━━━━━ Provided material

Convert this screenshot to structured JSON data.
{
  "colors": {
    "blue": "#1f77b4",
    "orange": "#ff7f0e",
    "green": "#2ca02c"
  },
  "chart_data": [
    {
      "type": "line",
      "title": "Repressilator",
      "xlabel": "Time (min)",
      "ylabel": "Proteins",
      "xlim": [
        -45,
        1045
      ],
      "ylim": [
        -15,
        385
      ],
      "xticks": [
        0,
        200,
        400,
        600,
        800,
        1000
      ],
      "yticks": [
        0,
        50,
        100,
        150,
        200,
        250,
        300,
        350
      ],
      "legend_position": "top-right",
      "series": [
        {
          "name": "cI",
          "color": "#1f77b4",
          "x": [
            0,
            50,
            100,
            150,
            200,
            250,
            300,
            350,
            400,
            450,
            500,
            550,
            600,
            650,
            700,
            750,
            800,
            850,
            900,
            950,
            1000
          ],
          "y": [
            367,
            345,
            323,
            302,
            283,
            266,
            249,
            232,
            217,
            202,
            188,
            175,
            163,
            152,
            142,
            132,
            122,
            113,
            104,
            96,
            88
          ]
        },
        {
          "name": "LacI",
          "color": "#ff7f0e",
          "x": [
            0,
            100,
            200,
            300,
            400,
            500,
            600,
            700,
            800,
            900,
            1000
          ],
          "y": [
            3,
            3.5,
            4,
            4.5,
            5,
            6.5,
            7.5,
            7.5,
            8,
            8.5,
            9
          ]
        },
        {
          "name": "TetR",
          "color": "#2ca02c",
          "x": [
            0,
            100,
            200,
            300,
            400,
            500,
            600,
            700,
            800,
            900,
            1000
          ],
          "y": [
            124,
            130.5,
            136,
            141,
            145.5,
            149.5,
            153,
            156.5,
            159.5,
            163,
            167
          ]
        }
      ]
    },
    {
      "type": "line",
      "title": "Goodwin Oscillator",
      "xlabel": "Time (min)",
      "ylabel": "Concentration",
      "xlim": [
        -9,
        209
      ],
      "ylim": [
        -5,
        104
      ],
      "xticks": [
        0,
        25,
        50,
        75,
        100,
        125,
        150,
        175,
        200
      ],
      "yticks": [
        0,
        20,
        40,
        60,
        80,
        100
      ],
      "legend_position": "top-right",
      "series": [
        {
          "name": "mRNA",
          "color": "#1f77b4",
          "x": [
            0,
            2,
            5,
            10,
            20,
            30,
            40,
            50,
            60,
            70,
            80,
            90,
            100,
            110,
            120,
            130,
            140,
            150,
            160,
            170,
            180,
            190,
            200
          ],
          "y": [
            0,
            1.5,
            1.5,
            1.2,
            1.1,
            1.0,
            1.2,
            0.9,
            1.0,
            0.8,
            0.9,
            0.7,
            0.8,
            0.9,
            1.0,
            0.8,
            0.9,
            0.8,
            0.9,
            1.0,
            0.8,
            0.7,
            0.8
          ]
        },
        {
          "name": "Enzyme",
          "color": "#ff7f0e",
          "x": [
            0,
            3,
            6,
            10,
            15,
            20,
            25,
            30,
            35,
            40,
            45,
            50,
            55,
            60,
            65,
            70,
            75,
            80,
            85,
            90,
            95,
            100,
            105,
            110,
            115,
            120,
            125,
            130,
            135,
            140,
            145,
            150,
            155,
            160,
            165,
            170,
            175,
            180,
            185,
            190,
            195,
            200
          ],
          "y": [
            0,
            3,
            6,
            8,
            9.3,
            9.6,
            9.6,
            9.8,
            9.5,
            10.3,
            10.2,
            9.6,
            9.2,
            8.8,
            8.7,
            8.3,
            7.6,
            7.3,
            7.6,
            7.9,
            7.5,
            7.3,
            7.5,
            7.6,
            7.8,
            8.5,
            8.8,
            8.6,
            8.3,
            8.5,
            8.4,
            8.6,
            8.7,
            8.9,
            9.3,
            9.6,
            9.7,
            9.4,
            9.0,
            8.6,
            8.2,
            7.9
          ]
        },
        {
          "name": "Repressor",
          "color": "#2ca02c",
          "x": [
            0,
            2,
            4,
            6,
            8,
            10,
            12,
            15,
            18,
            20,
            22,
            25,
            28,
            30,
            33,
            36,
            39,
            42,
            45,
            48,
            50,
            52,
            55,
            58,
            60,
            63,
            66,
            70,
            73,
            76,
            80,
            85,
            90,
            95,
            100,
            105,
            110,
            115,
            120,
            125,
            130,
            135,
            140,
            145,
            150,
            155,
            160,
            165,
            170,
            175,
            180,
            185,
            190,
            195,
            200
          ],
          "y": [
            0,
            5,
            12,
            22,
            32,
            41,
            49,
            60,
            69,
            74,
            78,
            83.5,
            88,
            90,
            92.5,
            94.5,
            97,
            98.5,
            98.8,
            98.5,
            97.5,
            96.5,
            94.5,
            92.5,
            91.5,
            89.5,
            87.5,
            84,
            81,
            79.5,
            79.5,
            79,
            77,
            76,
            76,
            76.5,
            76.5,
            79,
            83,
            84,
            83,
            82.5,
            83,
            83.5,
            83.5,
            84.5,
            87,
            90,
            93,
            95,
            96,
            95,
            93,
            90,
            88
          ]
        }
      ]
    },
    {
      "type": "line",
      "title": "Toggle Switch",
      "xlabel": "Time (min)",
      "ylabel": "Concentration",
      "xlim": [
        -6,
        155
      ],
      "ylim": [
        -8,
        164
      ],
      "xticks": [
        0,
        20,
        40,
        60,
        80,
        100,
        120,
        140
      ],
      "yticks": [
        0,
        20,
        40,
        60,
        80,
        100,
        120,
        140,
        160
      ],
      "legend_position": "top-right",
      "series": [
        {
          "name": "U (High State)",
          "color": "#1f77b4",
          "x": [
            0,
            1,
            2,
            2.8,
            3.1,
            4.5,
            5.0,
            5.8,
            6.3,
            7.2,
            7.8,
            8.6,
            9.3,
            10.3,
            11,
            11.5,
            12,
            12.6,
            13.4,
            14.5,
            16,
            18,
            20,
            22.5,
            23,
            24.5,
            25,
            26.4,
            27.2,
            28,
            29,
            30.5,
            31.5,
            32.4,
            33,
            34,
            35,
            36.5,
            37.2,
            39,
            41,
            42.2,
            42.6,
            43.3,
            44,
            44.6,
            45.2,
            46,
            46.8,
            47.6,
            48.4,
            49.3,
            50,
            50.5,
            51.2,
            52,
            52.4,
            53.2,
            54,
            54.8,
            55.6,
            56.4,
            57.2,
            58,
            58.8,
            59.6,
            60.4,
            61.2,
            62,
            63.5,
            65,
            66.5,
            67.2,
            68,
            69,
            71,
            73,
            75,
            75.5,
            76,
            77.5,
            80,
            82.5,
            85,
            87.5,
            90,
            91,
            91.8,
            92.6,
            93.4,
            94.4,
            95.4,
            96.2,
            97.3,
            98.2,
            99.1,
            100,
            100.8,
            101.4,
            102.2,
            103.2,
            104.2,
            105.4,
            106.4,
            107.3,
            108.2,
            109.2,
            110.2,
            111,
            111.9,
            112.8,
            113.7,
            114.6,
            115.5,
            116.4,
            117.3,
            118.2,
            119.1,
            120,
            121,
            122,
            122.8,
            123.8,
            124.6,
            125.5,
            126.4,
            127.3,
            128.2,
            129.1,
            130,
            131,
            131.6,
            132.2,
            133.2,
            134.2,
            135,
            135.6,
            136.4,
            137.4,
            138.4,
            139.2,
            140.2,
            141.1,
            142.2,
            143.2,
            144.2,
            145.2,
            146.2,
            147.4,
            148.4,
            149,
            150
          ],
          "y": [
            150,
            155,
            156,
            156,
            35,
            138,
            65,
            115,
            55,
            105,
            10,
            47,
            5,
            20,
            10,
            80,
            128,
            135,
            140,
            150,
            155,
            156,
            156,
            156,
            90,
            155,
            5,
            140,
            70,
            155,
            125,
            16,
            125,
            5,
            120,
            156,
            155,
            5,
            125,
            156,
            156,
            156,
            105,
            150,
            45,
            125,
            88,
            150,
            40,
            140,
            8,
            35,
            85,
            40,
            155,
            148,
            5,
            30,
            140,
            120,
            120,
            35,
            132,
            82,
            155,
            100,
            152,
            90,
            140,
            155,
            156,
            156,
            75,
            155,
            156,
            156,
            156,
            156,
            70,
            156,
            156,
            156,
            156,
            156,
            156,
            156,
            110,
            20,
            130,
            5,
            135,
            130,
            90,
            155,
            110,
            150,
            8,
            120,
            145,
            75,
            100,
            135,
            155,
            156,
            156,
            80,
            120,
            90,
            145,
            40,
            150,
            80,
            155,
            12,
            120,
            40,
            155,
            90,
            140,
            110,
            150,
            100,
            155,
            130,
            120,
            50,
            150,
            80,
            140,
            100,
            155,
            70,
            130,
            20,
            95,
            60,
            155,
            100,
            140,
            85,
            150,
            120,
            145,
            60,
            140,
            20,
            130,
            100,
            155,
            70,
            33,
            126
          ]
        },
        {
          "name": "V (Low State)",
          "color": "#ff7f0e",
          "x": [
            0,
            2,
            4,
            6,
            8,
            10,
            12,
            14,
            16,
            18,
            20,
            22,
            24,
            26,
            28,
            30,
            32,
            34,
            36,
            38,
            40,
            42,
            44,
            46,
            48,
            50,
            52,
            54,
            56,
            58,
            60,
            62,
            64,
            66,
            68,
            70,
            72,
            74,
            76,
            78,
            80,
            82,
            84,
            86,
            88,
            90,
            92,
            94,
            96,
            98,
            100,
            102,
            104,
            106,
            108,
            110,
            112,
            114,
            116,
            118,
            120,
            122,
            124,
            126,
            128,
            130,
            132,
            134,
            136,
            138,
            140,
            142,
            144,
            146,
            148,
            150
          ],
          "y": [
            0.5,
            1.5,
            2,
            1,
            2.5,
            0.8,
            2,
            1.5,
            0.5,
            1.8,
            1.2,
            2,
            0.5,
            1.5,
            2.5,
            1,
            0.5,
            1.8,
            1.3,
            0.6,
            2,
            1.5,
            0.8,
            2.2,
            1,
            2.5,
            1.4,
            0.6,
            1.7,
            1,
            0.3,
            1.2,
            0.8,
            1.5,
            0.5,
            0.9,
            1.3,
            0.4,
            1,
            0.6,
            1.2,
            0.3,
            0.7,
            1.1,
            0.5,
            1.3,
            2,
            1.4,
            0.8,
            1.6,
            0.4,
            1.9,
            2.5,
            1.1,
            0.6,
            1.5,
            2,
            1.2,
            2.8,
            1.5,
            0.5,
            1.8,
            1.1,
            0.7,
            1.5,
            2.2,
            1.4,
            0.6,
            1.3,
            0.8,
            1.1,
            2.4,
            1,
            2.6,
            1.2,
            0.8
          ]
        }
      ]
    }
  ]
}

━━━━━━━━━━

▶ [Work request]:
The lines that contain the word "title" are wanted; copy each of them from the records.

▶ [Task response]:
      "title": "Repressilator",
      "title": "Goodwin Oscillator",
      "title": "Toggle Switch",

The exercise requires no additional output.